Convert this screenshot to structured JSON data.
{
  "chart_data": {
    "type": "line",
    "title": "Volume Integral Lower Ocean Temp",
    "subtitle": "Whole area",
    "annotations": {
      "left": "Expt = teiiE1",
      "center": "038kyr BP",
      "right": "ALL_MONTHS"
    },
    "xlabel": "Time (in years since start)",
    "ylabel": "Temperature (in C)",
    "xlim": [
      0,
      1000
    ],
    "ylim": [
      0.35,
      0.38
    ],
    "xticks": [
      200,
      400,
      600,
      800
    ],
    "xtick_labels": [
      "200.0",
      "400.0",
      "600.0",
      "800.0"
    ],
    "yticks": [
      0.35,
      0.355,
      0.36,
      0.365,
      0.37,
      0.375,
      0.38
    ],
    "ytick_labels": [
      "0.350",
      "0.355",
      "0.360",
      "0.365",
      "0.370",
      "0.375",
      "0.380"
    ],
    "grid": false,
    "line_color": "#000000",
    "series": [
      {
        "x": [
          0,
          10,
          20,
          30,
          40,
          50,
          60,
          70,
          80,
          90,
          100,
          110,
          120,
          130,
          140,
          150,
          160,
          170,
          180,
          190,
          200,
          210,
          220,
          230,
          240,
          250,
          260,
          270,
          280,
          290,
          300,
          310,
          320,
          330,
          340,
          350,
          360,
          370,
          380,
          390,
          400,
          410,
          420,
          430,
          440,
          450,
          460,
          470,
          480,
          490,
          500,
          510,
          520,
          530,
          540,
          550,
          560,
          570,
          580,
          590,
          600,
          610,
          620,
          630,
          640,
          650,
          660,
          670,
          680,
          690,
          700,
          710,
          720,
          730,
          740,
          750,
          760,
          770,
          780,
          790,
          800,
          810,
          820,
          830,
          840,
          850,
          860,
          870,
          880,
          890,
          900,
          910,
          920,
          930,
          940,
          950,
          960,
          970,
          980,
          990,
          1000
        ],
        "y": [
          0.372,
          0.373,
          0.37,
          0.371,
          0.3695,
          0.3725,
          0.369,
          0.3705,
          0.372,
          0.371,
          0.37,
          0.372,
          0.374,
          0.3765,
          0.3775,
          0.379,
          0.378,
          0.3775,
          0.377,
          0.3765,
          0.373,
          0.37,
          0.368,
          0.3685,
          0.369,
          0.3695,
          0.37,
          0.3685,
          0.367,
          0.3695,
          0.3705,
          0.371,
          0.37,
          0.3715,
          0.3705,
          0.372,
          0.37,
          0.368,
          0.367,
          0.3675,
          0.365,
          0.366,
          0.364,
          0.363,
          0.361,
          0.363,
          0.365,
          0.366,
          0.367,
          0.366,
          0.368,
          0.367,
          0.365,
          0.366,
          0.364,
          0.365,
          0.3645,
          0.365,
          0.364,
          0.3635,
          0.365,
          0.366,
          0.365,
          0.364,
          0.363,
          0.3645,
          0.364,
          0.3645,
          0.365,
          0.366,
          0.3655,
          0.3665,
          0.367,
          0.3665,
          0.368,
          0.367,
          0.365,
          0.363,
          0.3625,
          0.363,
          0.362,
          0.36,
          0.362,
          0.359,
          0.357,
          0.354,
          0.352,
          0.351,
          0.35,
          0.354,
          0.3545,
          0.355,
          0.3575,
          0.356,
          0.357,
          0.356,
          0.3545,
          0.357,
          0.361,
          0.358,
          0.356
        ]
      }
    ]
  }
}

(TASK BRIEF):
Set down the listing above in full, please, exactly as it appears.

(SOLUTION TO THIS TASK):
Convert this screenshot to structured JSON data.
{
  "chart_data": {
    "type": "line",
    "title": "Volume Integral Lower Ocean Temp",
    "subtitle": "Whole area",
    "annotations": {
      "left": "Expt = teiiE1",
      "center": "038kyr BP",
      "right": "ALL_MONTHS"
    },
    "xlabel": "Time (in years since start)",
    "ylabel": "Temperature (in C)",
    "xlim": [
      0,
      1000
    ],
    "ylim": [
      0.35,
      0.38
    ],
    "xticks": [
      200,
      400,
      600,
      800
    ],
    "xtick_labels": [
      "200.0",
      "400.0",
      "600.0",
      "800.0"
    ],
    "yticks": [
      0.35,
      0.355,
      0.36,
      0.365,
      0.37,
      0.375,
      0.38
    ],
    "ytick_labels": [
      "0.350",
      "0.355",
      "0.360",
      "0.365",
      "0.370",
      "0.375",
      "0.380"
    ],
    "grid": false,
    "line_color": "#000000",
    "series": [
      {
        "x": [
          0,
          10,
          20,
          30,
          40,
          50,
          60,
          70,
          80,
          90,
          100,
          110,
          120,
          130,
          140,
          150,
          160,
          170,
          180,
          190,
          200,
          210,
          220,
          230,
          240,
          250,
          260,
          270,
          280,
          290,
          300,
          310,
          320,
          330,
          340,
          350,
          360,
          370,
          380,
          390,
          400,
          410,
          420,
          430,
          440,
          450,
          460,
          470,
          480,
          490,
          500,
          510,
          520,
          530,
          540,
          550,
          560,
          570,
          580,
          590,
          600,
          610,
          620,
          630,
          640,
          650,
          660,
          670,
          680,
          690,
          700,
          710,
          720,
          730,
          740,
          750,
          760,
          770,
          780,
          790,
          800,
          810,
          820,
          830,
          840,
          850,
          860,
          870,
          880,
          890,
          900,
          910,
          920,
          930,
          940,
          950,
          960,
          970,
          980,
          990,
          1000
        ],
        "y": [
          0.372,
          0.373,
          0.37,
          0.371,
          0.3695,
          0.3725,
          0.369,
          0.3705,
          0.372,
          0.371,
          0.37,
          0.372,
          0.374,
          0.3765,
          0.3775,
          0.379,
          0.378,
          0.3775,
          0.377,
          0.3765,
          0.373,
          0.37,
          0.368,
          0.3685,
          0.369,
          0.3695,
          0.37,
          0.3685,
          0.367,
          0.3695,
          0.3705,
          0.371,
          0.37,
          0.3715,
          0.3705,
          0.372,
          0.37,
          0.368,
          0.367,
          0.3675,
          0.365,
          0.366,
          0.364,
          0.363,
          0.361,
          0.363,
          0.365,
          0.366,
          0.367,
          0.366,
          0.368,
          0.367,
          0.365,
          0.366,
          0.364,
          0.365,
          0.3645,
          0.365,
          0.364,
          0.3635,
          0.365,
          0.366,
          0.365,
          0.364,
          0.363,
          0.3645,
          0.364,
          0.3645,
          0.365,
          0.366,
          0.3655,
          0.3665,
          0.367,
          0.3665,
          0.368,
          0.367,
          0.365,
          0.363,
          0.3625,
          0.363,
          0.362,
          0.36,
          0.362,
          0.359,
          0.357,
          0.354,
          0.352,
          0.351,
          0.35,
          0.354,
          0.3545,
          0.355,
          0.3575,
          0.356,
          0.357,
          0.356,
          0.3545,
          0.357,
          0.361,
          0.358,
          0.356
        ]
      }
    ]
  }
}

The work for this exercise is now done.